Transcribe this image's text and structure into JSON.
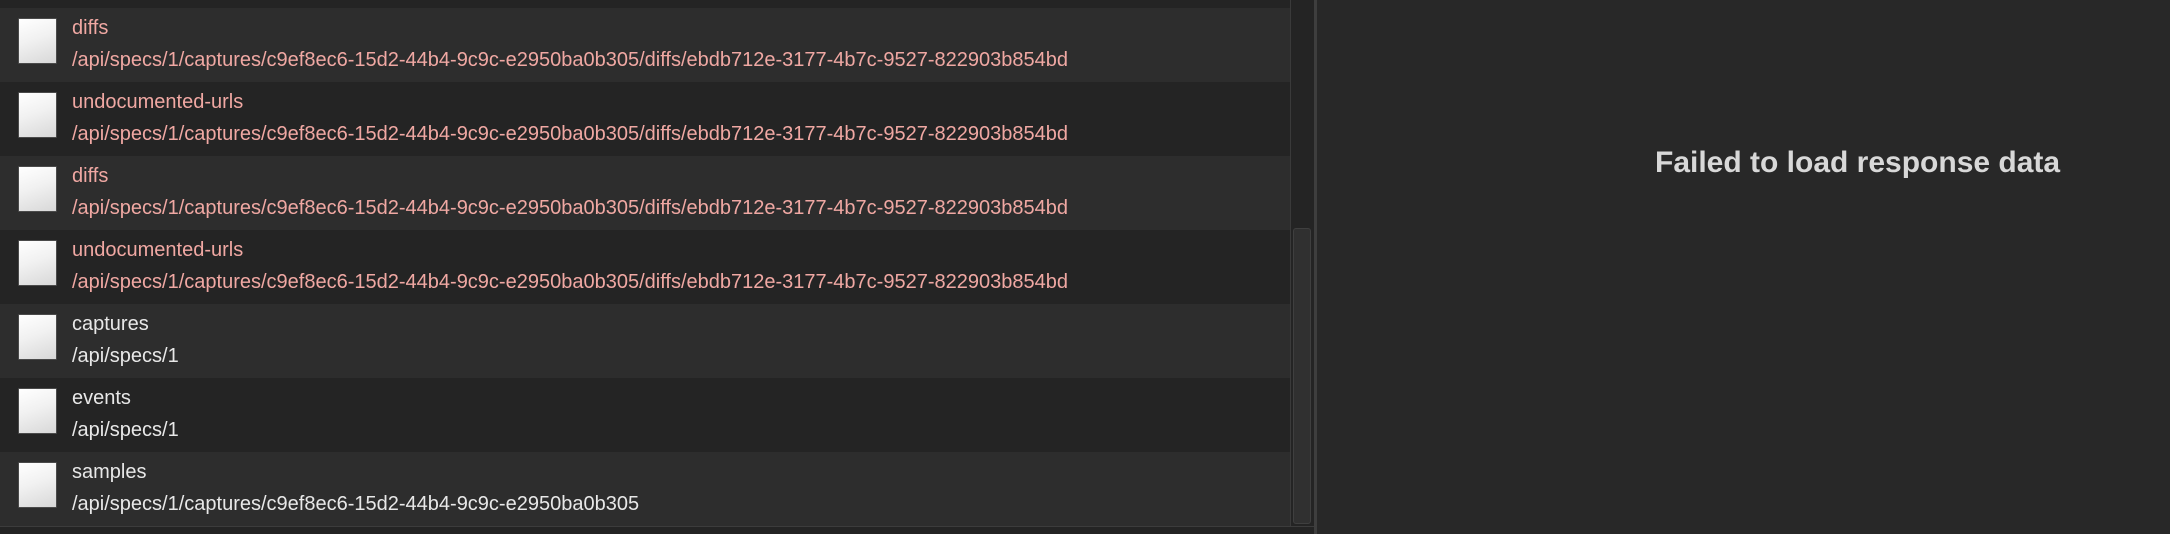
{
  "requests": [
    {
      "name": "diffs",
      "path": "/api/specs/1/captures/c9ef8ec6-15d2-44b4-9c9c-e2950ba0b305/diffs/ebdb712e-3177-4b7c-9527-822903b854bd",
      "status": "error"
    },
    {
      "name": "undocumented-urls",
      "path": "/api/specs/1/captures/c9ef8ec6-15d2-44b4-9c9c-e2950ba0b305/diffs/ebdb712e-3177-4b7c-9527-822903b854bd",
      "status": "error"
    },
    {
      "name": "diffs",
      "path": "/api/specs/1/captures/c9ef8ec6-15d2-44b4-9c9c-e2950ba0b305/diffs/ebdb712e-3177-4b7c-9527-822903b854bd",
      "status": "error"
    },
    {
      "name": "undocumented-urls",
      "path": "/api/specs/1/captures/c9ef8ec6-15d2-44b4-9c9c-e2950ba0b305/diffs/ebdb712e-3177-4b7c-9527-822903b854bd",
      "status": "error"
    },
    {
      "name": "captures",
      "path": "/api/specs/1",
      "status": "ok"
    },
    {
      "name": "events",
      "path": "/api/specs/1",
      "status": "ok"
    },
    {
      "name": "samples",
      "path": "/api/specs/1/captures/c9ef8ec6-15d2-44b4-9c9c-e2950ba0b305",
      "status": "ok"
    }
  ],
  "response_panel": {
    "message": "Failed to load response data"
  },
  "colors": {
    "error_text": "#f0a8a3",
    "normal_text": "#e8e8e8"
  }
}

==================================================

* **What to produce**
Repeat all the records above exactly, leaving out any pictures.

* **Result of the task**
Transcribe this image's text and structure into JSON.
{
  "requests": [
    {
      "name": "diffs",
      "path": "/api/specs/1/captures/c9ef8ec6-15d2-44b4-9c9c-e2950ba0b305/diffs/ebdb712e-3177-4b7c-9527-822903b854bd",
      "status": "error"
    },
    {
      "name": "undocumented-urls",
      "path": "/api/specs/1/captures/c9ef8ec6-15d2-44b4-9c9c-e2950ba0b305/diffs/ebdb712e-3177-4b7c-9527-822903b854bd",
      "status": "error"
    },
    {
      "name": "diffs",
      "path": "/api/specs/1/captures/c9ef8ec6-15d2-44b4-9c9c-e2950ba0b305/diffs/ebdb712e-3177-4b7c-9527-822903b854bd",
      "status": "error"
    },
    {
      "name": "undocumented-urls",
      "path": "/api/specs/1/captures/c9ef8ec6-15d2-44b4-9c9c-e2950ba0b305/diffs/ebdb712e-3177-4b7c-9527-822903b854bd",
      "status": "error"
    },
    {
      "name": "captures",
      "path": "/api/specs/1",
      "status": "ok"
    },
    {
      "name": "events",
      "path": "/api/specs/1",
      "status": "ok"
    },
    {
      "name": "samples",
      "path": "/api/specs/1/captures/c9ef8ec6-15d2-44b4-9c9c-e2950ba0b305",
      "status": "ok"
    }
  ],
  "response_panel": {
    "message": "Failed to load response data"
  },
  "colors": {
    "error_text": "#f0a8a3",
    "normal_text": "#e8e8e8"
  }
}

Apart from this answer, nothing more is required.